* [JOB]: Go through the data below. List every line that holds the word "this".

* [EXTRACTED RECORDS]:
┄┄┄┄┄┄┄┄┄┄┄┄┄┄┄┄┄┄┄┄

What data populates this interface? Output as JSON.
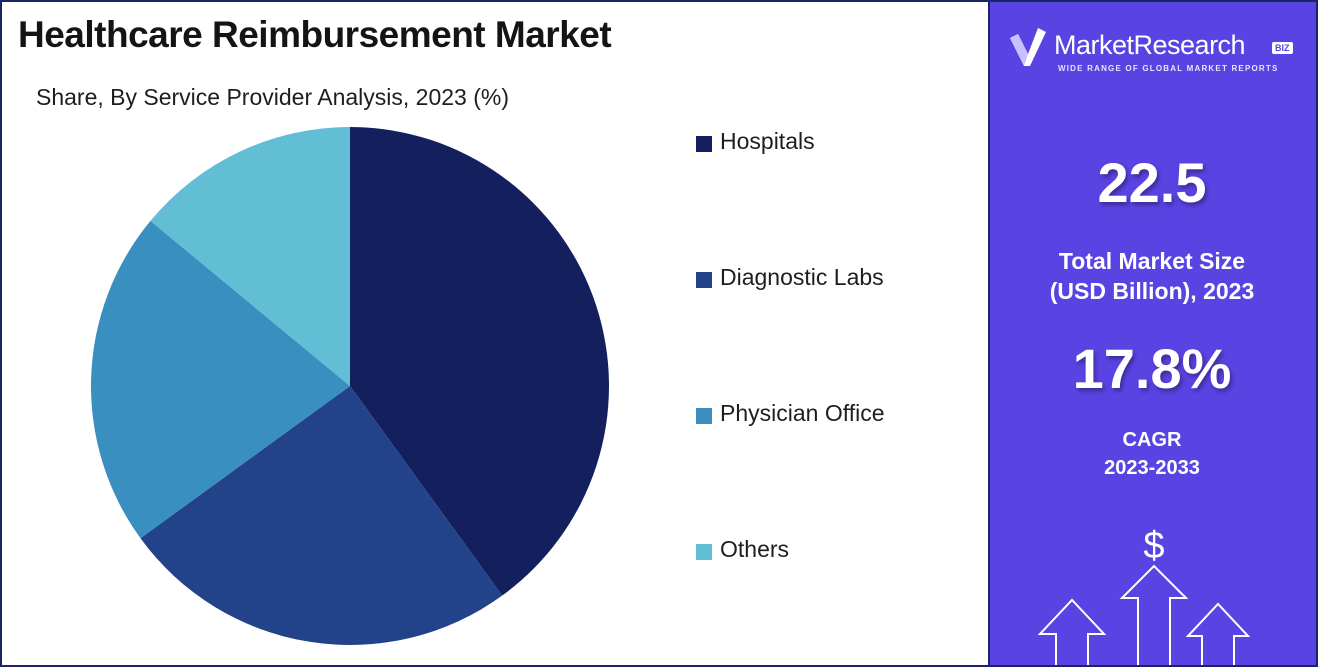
{
  "title": "Healthcare Reimbursement Market",
  "subtitle": "Share, By Service Provider Analysis, 2023 (%)",
  "chart_data": {
    "type": "pie",
    "title": "Healthcare Reimbursement Market",
    "subtitle": "Share, By Service Provider Analysis, 2023 (%)",
    "categories": [
      "Hospitals",
      "Diagnostic Labs",
      "Physician Office",
      "Others"
    ],
    "values": [
      40,
      25,
      21,
      14
    ],
    "colors": [
      "#141f5e",
      "#22438a",
      "#3a8fc1",
      "#62bed4"
    ],
    "legend": "right",
    "start_angle": "top, clockwise"
  },
  "sidebar": {
    "logo_name": "MarketResearch",
    "logo_badge": "BIZ",
    "logo_tagline": "WIDE RANGE OF GLOBAL MARKET REPORTS",
    "market_size_value": "22.5",
    "market_size_label_line1": "Total Market Size",
    "market_size_label_line2": "(USD Billion), 2023",
    "cagr_value": "17.8%",
    "cagr_label_line1": "CAGR",
    "cagr_label_line2": "2023-2033",
    "currency_symbol": "$",
    "background_color": "#5a43e3"
  }
}
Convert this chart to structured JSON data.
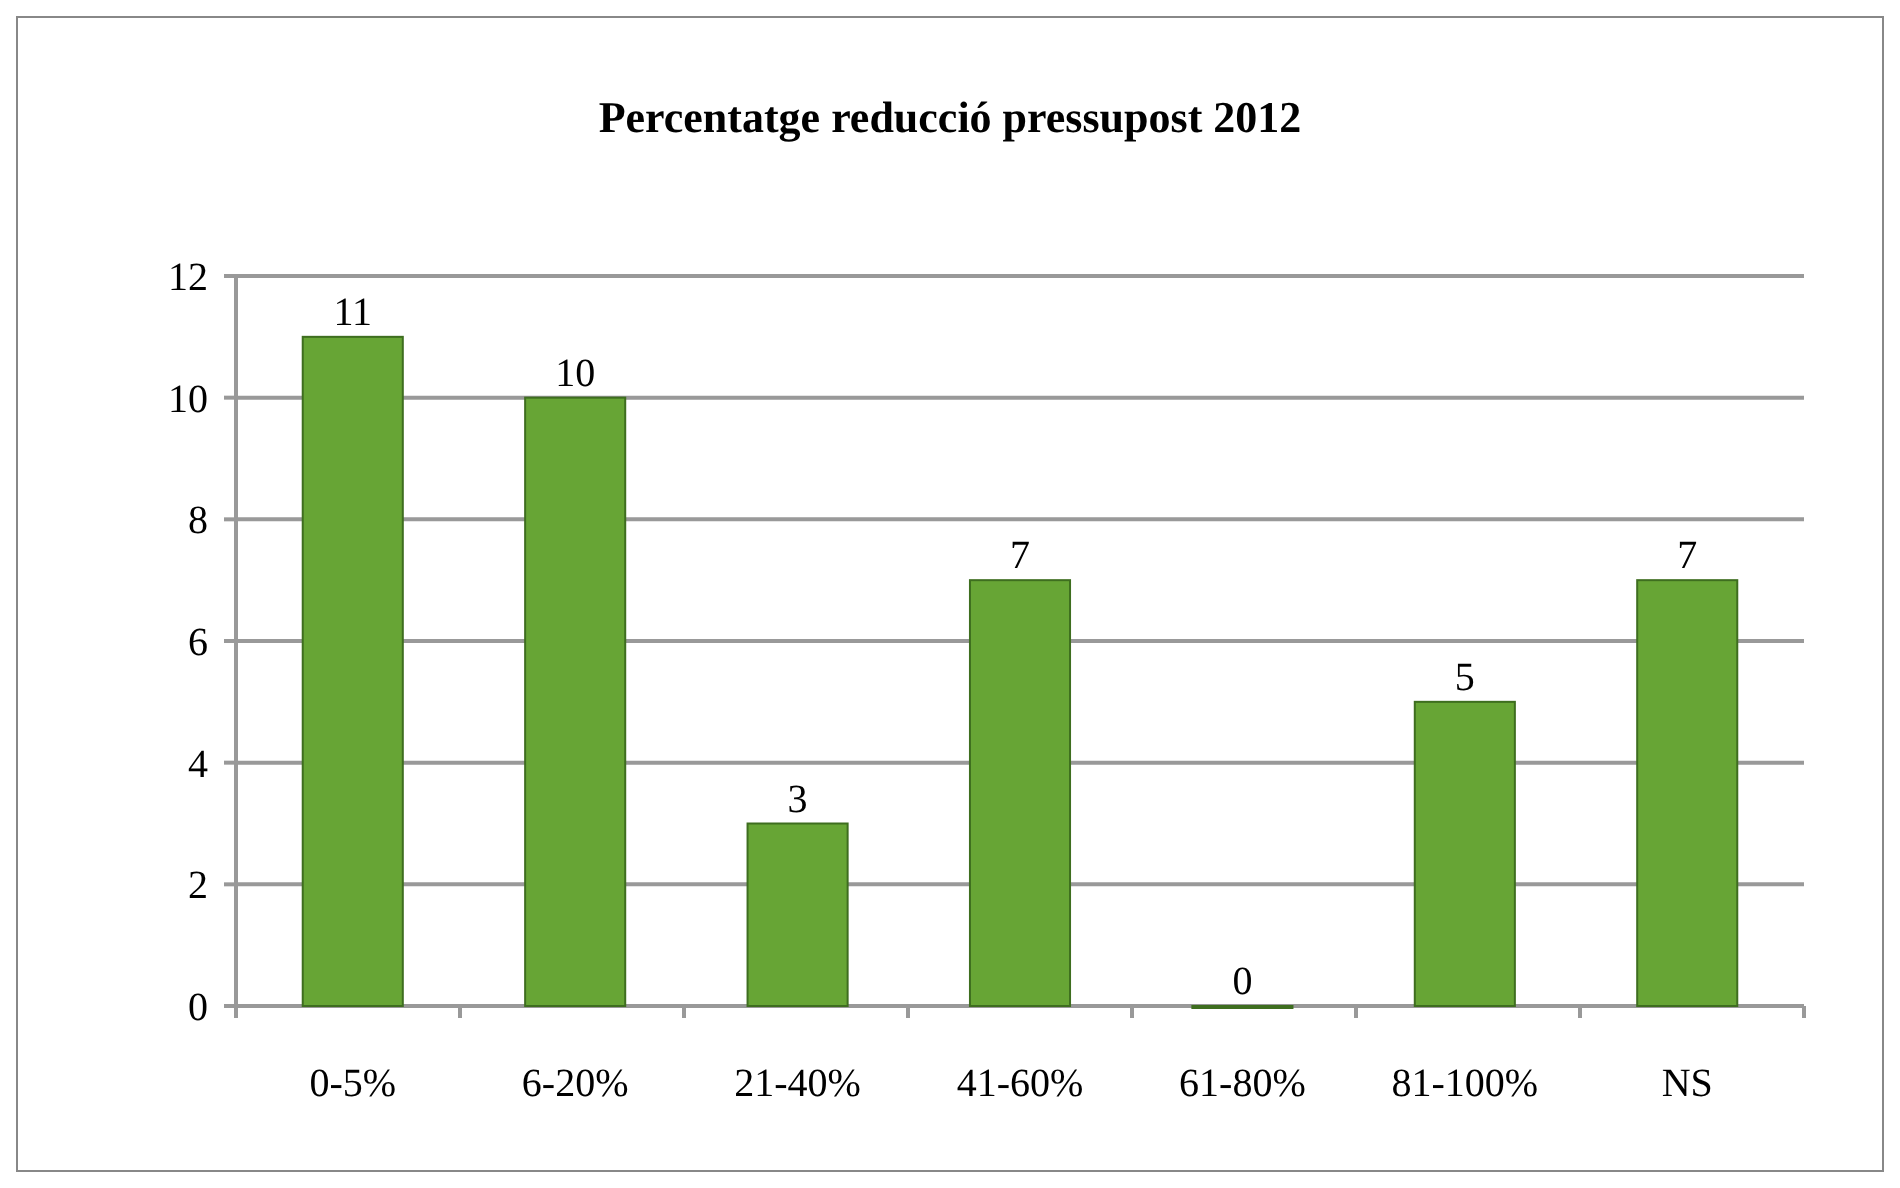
{
  "chart_data": {
    "type": "bar",
    "title": "Percentatge reducció pressupost 2012",
    "categories": [
      "0-5%",
      "6-20%",
      "21-40%",
      "41-60%",
      "61-80%",
      "81-100%",
      "NS"
    ],
    "values": [
      11,
      10,
      3,
      7,
      0,
      5,
      7
    ],
    "color": "#67a535",
    "ylim": [
      0,
      12
    ],
    "yticks": [
      0,
      2,
      4,
      6,
      8,
      10,
      12
    ],
    "grid": "y",
    "data_labels": true
  }
}
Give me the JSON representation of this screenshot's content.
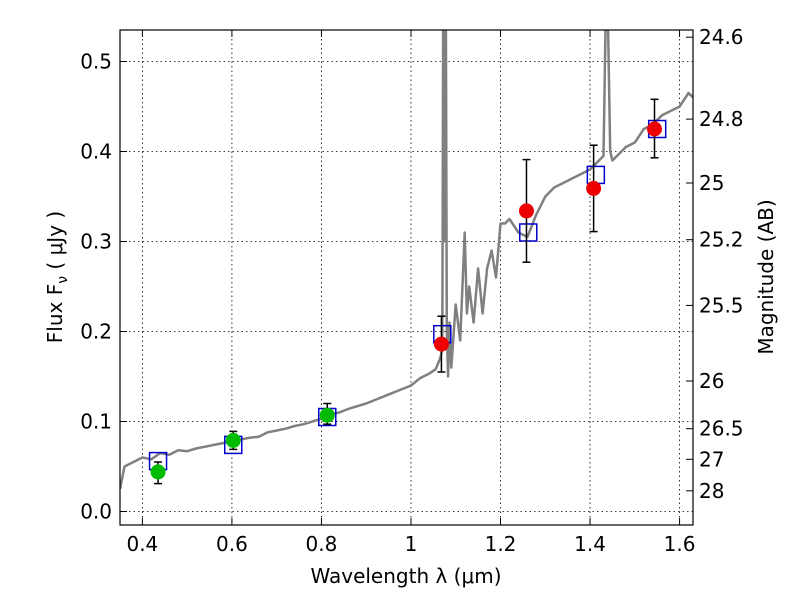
{
  "chart_data": {
    "type": "scatter",
    "xlabel": "Wavelength  λ (μm)",
    "ylabel": "Flux  F",
    "ylabel_sub": "ν",
    "ylabel_unit": "  ( μJy )",
    "y2label": "Magnitude (AB)",
    "xlim": [
      0.35,
      1.63
    ],
    "ylim": [
      -0.015,
      0.535
    ],
    "grid": true,
    "x_ticks": [
      0.4,
      0.6,
      0.8,
      1.0,
      1.2,
      1.4,
      1.6
    ],
    "x_tick_labels": [
      "0.4",
      "0.6",
      "0.8",
      "1",
      "1.2",
      "1.4",
      "1.6"
    ],
    "y_ticks": [
      0.0,
      0.1,
      0.2,
      0.3,
      0.4,
      0.5
    ],
    "y_tick_labels": [
      "0.0",
      "0.1",
      "0.2",
      "0.3",
      "0.4",
      "0.5"
    ],
    "magnitude_ticks": [
      {
        "label": "24.6",
        "flux": 0.527
      },
      {
        "label": "24.8",
        "flux": 0.436
      },
      {
        "label": "25",
        "flux": 0.365
      },
      {
        "label": "25.2",
        "flux": 0.302
      },
      {
        "label": "25.5",
        "flux": 0.229
      },
      {
        "label": "26",
        "flux": 0.145
      },
      {
        "label": "26.5",
        "flux": 0.092
      },
      {
        "label": "27",
        "flux": 0.058
      },
      {
        "label": "28",
        "flux": 0.023
      }
    ],
    "colors": {
      "spectrum": "#808080",
      "green_points": "#00bb00",
      "red_points": "#ee0000",
      "boxes": "#0000cc",
      "errorbars": "#000000"
    },
    "series": [
      {
        "kind": "observed",
        "color": "green",
        "x": [
          0.435,
          0.603,
          0.813
        ],
        "y": [
          0.044,
          0.079,
          0.107
        ],
        "yerr_low": [
          0.013,
          0.01,
          0.01
        ],
        "yerr_high": [
          0.011,
          0.01,
          0.013
        ]
      },
      {
        "kind": "observed",
        "color": "red",
        "x": [
          1.068,
          1.258,
          1.408,
          1.544
        ],
        "y": [
          0.186,
          0.334,
          0.359,
          0.425
        ],
        "yerr_low": [
          0.031,
          0.057,
          0.048,
          0.032
        ],
        "yerr_high": [
          0.031,
          0.057,
          0.048,
          0.033
        ]
      },
      {
        "kind": "model_boxes",
        "x": [
          0.435,
          0.603,
          0.813,
          1.07,
          1.262,
          1.413,
          1.55
        ],
        "y": [
          0.056,
          0.074,
          0.105,
          0.197,
          0.31,
          0.374,
          0.425
        ]
      },
      {
        "kind": "spectrum",
        "x": [
          0.35,
          0.36,
          0.38,
          0.4,
          0.42,
          0.44,
          0.46,
          0.48,
          0.5,
          0.52,
          0.54,
          0.56,
          0.58,
          0.6,
          0.62,
          0.64,
          0.66,
          0.68,
          0.7,
          0.72,
          0.74,
          0.76,
          0.78,
          0.8,
          0.82,
          0.84,
          0.86,
          0.88,
          0.9,
          0.92,
          0.94,
          0.96,
          0.98,
          1.0,
          1.02,
          1.04,
          1.055,
          1.065,
          1.07,
          1.072,
          1.074,
          1.078,
          1.08,
          1.083,
          1.086,
          1.09,
          1.1,
          1.11,
          1.12,
          1.125,
          1.13,
          1.14,
          1.15,
          1.16,
          1.17,
          1.18,
          1.19,
          1.2,
          1.21,
          1.22,
          1.24,
          1.26,
          1.28,
          1.3,
          1.32,
          1.34,
          1.36,
          1.38,
          1.4,
          1.42,
          1.43,
          1.435,
          1.44,
          1.445,
          1.45,
          1.46,
          1.48,
          1.5,
          1.52,
          1.54,
          1.56,
          1.58,
          1.6,
          1.62,
          1.63
        ],
        "y": [
          0.025,
          0.05,
          0.055,
          0.06,
          0.058,
          0.065,
          0.063,
          0.068,
          0.067,
          0.07,
          0.072,
          0.074,
          0.076,
          0.078,
          0.08,
          0.082,
          0.083,
          0.088,
          0.09,
          0.092,
          0.095,
          0.097,
          0.1,
          0.103,
          0.108,
          0.11,
          0.114,
          0.117,
          0.12,
          0.124,
          0.128,
          0.132,
          0.136,
          0.14,
          0.148,
          0.153,
          0.158,
          0.17,
          0.18,
          0.55,
          0.3,
          0.55,
          0.2,
          0.15,
          0.21,
          0.16,
          0.23,
          0.19,
          0.31,
          0.22,
          0.25,
          0.21,
          0.27,
          0.22,
          0.27,
          0.29,
          0.26,
          0.32,
          0.32,
          0.325,
          0.31,
          0.305,
          0.33,
          0.35,
          0.36,
          0.365,
          0.37,
          0.375,
          0.38,
          0.39,
          0.395,
          0.55,
          0.55,
          0.4,
          0.39,
          0.395,
          0.405,
          0.41,
          0.425,
          0.43,
          0.44,
          0.445,
          0.45,
          0.465,
          0.46
        ]
      }
    ]
  }
}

┄┄┄┄┄┄┄┄┄┄┄┄┄┄┄┄┄┄┄┄

* [THE ANSWER]:
What data populates this interface? Output as JSON.
Convert this chart to structured JSON data.
Give me the JSON representation of this screenshot's content.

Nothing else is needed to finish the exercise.